Requirement → What follows is a set of records, each of which is to be written out exactly.

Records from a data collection
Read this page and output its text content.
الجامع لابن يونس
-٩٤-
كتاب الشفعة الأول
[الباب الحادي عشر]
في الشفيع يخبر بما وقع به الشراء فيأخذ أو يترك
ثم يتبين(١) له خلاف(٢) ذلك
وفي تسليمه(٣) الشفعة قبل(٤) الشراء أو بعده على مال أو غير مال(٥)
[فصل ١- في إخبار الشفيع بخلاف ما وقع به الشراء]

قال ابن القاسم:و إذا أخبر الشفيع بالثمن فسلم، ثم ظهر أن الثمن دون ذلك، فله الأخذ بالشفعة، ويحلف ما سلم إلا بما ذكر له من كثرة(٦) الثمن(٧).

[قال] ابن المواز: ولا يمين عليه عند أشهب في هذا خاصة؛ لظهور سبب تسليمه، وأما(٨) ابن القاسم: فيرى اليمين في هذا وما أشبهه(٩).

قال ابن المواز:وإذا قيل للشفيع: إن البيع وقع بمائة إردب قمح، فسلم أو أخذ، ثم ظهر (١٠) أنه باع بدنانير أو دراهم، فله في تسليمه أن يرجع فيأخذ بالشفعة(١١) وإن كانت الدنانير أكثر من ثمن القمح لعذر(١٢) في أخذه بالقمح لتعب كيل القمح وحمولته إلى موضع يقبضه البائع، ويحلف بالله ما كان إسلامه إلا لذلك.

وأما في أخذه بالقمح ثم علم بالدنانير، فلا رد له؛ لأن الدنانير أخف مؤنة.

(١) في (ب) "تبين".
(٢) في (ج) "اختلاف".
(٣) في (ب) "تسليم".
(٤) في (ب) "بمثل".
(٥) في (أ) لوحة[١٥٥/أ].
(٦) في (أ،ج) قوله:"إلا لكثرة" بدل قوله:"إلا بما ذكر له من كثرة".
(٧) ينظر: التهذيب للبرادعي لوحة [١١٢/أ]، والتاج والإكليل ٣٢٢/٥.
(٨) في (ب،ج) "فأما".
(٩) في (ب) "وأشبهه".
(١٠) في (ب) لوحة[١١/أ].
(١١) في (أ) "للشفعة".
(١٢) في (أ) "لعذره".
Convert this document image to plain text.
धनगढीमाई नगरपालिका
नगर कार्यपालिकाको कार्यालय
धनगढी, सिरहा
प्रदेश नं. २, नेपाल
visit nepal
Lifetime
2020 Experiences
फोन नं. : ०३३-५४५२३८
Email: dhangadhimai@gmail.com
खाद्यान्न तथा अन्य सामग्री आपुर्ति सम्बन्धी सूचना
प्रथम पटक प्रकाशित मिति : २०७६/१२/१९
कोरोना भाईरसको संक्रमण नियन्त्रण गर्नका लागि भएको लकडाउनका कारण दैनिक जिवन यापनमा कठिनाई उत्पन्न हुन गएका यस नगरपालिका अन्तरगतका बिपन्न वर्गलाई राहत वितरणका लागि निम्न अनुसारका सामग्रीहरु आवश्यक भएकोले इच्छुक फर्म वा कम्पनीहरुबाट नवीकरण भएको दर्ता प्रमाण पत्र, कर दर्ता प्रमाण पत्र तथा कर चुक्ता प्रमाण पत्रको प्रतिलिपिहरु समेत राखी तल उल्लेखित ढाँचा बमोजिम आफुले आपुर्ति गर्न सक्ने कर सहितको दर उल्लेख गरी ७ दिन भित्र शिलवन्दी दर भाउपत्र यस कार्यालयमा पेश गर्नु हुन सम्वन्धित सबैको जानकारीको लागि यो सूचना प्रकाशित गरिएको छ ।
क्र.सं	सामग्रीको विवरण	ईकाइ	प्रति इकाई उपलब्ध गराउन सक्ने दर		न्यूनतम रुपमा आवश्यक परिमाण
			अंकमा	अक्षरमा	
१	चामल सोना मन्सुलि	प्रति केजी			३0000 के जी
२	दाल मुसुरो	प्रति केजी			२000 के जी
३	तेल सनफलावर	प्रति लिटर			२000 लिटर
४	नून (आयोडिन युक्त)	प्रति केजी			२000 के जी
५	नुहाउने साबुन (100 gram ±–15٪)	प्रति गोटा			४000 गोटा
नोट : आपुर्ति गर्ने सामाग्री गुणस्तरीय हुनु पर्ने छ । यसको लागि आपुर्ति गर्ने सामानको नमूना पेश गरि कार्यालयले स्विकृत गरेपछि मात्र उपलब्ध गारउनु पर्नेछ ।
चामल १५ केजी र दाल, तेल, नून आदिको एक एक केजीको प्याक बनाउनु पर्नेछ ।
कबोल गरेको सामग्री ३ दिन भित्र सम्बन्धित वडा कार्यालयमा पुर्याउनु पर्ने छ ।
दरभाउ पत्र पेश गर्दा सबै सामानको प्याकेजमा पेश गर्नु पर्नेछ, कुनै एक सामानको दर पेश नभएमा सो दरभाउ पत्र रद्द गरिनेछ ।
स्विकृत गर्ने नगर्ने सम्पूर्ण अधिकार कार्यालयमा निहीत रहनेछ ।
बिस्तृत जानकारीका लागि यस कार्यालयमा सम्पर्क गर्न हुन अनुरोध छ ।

Answer to the task →
Read this page and output its text content.
الجامع لابن يونس
-٩٤-
كتاب الشفعة الأول
[الباب الحادي عشر]
في الشفيع يخبر بما وقع به الشراء فيأخذ أو يترك
ثم يتبين(١) له خلاف(٢) ذلك
وفي تسليمه(٣) الشفعة قبل(٤) الشراء أو بعده على مال أو غير مال(٥)
[فصل ١- في إخبار الشفيع بخلاف ما وقع به الشراء]

قال ابن القاسم:و إذا أخبر الشفيع بالثمن فسلم، ثم ظهر أن الثمن دون ذلك، فله الأخذ بالشفعة، ويحلف ما سلم إلا بما ذكر له من كثرة(٦) الثمن(٧).

[قال] ابن المواز: ولا يمين عليه عند أشهب في هذا خاصة؛ لظهور سبب تسليمه، وأما(٨) ابن القاسم: فيرى اليمين في هذا وما أشبهه(٩).

قال ابن المواز:وإذا قيل للشفيع: إن البيع وقع بمائة إردب قمح، فسلم أو أخذ، ثم ظهر (١٠) أنه باع بدنانير أو دراهم، فله في تسليمه أن يرجع فيأخذ بالشفعة(١١) وإن كانت الدنانير أكثر من ثمن القمح لعذر(١٢) في أخذه بالقمح لتعب كيل القمح وحمولته إلى موضع يقبضه البائع، ويحلف بالله ما كان إسلامه إلا لذلك.

وأما في أخذه بالقمح ثم علم بالدنانير، فلا رد له؛ لأن الدنانير أخف مؤنة.

(١) في (ب) "تبين".
(٢) في (ج) "اختلاف".
(٣) في (ب) "تسليم".
(٤) في (ب) "بمثل".
(٥) في (أ) لوحة[١٥٥/أ].
(٦) في (أ،ج) قوله:"إلا لكثرة" بدل قوله:"إلا بما ذكر له من كثرة".
(٧) ينظر: التهذيب للبرادعي لوحة [١١٢/أ]، والتاج والإكليل ٣٢٢/٥.
(٨) في (ب،ج) "فأما".
(٩) في (ب) "وأشبهه".
(١٠) في (ب) لوحة[١١/أ].
(١١) في (أ) "للشفعة".
(١٢) في (أ) "لعذره".
Convert this document image to plain text.
धनगढीमाई नगरपालिका
नगर कार्यपालिकाको कार्यालय
धनगढी, सिरहा
प्रदेश नं. २, नेपाल
visit nepal
Lifetime
2020 Experiences
फोन नं. : ०३३-५४५२३८
Email: dhangadhimai@gmail.com
खाद्यान्न तथा अन्य सामग्री आपुर्ति सम्बन्धी सूचना
प्रथम पटक प्रकाशित मिति : २०७६/१२/१९
कोरोना भाईरसको संक्रमण नियन्त्रण गर्नका लागि भएको लकडाउनका कारण दैनिक जिवन यापनमा कठिनाई उत्पन्न हुन गएका यस नगरपालिका अन्तरगतका बिपन्न वर्गलाई राहत वितरणका लागि निम्न अनुसारका सामग्रीहरु आवश्यक भएकोले इच्छुक फर्म वा कम्पनीहरुबाट नवीकरण भएको दर्ता प्रमाण पत्र, कर दर्ता प्रमाण पत्र तथा कर चुक्ता प्रमाण पत्रको प्रतिलिपिहरु समेत राखी तल उल्लेखित ढाँचा बमोजिम आफुले आपुर्ति गर्न सक्ने कर सहितको दर उल्लेख गरी ७ दिन भित्र शिलवन्दी दर भाउपत्र यस कार्यालयमा पेश गर्नु हुन सम्वन्धित सबैको जानकारीको लागि यो सूचना प्रकाशित गरिएको छ ।
क्र.सं	सामग्रीको विवरण	ईकाइ	प्रति इकाई उपलब्ध गराउन सक्ने दर		न्यूनतम रुपमा आवश्यक परिमाण
			अंकमा	अक्षरमा	
१	चामल सोना मन्सुलि	प्रति केजी			३0000 के जी
२	दाल मुसुरो	प्रति केजी			२000 के जी
३	तेल सनफलावर	प्रति लिटर			२000 लिटर
४	नून (आयोडिन युक्त)	प्रति केजी			२000 के जी
५	नुहाउने साबुन (100 gram ±–15٪)	प्रति गोटा			४000 गोटा
नोट : आपुर्ति गर्ने सामाग्री गुणस्तरीय हुनु पर्ने छ । यसको लागि आपुर्ति गर्ने सामानको नमूना पेश गरि कार्यालयले स्विकृत गरेपछि मात्र उपलब्ध गारउनु पर्नेछ ।
चामल १५ केजी र दाल, तेल, नून आदिको एक एक केजीको प्याक बनाउनु पर्नेछ ।
कबोल गरेको सामग्री ३ दिन भित्र सम्बन्धित वडा कार्यालयमा पुर्याउनु पर्ने छ ।
दरभाउ पत्र पेश गर्दा सबै सामानको प्याकेजमा पेश गर्नु पर्नेछ, कुनै एक सामानको दर पेश नभएमा सो दरभाउ पत्र रद्द गरिनेछ ।
स्विकृत गर्ने नगर्ने सम्पूर्ण अधिकार कार्यालयमा निहीत रहनेछ ।
बिस्तृत जानकारीका लागि यस कार्यालयमा सम्पर्क गर्न हुन अनुरोध छ ।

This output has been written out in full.